_Exercise objective_: Would you copy out the whole listing exactly as given?

_Data for this exercise_:
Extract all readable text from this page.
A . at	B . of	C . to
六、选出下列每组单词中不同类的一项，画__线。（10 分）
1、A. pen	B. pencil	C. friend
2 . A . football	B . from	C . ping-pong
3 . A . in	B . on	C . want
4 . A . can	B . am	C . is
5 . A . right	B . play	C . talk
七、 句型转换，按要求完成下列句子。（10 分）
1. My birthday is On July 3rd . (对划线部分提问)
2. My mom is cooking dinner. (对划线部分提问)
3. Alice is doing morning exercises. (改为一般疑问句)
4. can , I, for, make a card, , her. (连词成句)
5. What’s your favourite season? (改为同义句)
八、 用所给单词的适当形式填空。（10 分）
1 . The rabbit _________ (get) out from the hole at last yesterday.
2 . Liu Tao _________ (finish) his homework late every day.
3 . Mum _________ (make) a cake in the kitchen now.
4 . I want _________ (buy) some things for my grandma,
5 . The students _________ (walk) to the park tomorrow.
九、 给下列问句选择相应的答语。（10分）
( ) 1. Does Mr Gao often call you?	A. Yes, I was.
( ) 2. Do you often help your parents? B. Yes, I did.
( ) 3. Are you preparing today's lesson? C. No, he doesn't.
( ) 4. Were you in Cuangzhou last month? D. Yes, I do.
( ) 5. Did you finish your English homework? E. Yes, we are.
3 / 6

_Task result_:
Extract all readable text from this page.
A . at	B . of	C . to
六、选出下列每组单词中不同类的一项，画__线。（10 分）
1、A. pen	B. pencil	C. friend
2 . A . football	B . from	C . ping-pong
3 . A . in	B . on	C . want
4 . A . can	B . am	C . is
5 . A . right	B . play	C . talk
七、 句型转换，按要求完成下列句子。（10 分）
1. My birthday is On July 3rd . (对划线部分提问)
2. My mom is cooking dinner. (对划线部分提问)
3. Alice is doing morning exercises. (改为一般疑问句)
4. can , I, for, make a card, , her. (连词成句)
5. What’s your favourite season? (改为同义句)
八、 用所给单词的适当形式填空。（10 分）
1 . The rabbit _________ (get) out from the hole at last yesterday.
2 . Liu Tao _________ (finish) his homework late every day.
3 . Mum _________ (make) a cake in the kitchen now.
4 . I want _________ (buy) some things for my grandma,
5 . The students _________ (walk) to the park tomorrow.
九、 给下列问句选择相应的答语。（10分）
( ) 1. Does Mr Gao often call you?	A. Yes, I was.
( ) 2. Do you often help your parents? B. Yes, I did.
( ) 3. Are you preparing today's lesson? C. No, he doesn't.
( ) 4. Were you in Cuangzhou last month? D. Yes, I do.
( ) 5. Did you finish your English homework? E. Yes, we are.
3 / 6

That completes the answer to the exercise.